Please pull out the records from their first line through the line with "right-tick-label: 2500 [380, 524, 395, 531]", both ends included, and copy those lines word for word.

____________

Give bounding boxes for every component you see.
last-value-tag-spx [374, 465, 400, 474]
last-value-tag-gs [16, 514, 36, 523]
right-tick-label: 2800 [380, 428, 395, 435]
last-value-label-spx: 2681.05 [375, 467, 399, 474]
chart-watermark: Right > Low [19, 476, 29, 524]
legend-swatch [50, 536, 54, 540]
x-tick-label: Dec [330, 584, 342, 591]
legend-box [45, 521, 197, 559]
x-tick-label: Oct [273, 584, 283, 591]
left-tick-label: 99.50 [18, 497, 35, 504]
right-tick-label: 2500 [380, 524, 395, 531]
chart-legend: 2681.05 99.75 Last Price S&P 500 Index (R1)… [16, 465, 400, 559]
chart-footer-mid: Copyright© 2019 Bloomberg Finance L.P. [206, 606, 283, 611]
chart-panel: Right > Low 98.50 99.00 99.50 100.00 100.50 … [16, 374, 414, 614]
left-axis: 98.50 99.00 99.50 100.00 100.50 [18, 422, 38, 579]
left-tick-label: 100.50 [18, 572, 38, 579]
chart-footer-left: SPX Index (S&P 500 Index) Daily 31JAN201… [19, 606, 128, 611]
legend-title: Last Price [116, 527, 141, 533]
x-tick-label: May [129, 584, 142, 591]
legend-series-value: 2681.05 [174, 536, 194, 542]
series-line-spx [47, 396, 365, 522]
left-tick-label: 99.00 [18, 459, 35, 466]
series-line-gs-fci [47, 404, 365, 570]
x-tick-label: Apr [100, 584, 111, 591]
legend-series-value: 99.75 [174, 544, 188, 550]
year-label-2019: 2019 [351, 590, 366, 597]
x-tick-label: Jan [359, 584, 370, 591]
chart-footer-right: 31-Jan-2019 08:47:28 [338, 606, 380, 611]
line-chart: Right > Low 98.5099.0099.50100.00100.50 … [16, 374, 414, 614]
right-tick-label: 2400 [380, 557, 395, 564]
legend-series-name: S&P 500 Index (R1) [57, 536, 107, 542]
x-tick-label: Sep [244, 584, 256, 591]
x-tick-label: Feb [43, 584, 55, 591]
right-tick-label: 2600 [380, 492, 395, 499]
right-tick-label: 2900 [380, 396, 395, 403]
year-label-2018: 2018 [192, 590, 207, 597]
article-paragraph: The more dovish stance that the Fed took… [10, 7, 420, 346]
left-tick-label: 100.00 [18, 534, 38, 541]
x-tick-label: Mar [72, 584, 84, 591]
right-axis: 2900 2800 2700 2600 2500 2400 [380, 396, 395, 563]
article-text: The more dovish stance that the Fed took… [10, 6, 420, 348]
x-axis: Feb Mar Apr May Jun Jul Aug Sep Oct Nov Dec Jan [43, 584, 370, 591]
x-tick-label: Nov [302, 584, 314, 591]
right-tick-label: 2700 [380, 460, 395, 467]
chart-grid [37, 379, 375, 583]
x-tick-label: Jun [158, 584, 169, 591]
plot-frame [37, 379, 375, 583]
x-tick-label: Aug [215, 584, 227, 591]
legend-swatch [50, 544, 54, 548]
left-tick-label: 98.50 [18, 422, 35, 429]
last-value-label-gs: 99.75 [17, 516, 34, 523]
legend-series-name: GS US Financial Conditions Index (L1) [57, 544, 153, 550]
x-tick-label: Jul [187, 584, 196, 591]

____________

Answer for this exercise:
Give bounding boxes for every component you see.
last-value-tag-spx [374, 465, 400, 474]
last-value-tag-gs [16, 514, 36, 523]
right-tick-label: 2800 [380, 428, 395, 435]
last-value-label-spx: 2681.05 [375, 467, 399, 474]
chart-watermark: Right > Low [19, 476, 29, 524]
legend-swatch [50, 536, 54, 540]
x-tick-label: Dec [330, 584, 342, 591]
legend-box [45, 521, 197, 559]
x-tick-label: Oct [273, 584, 283, 591]
left-tick-label: 99.50 [18, 497, 35, 504]
right-tick-label: 2500 [380, 524, 395, 531]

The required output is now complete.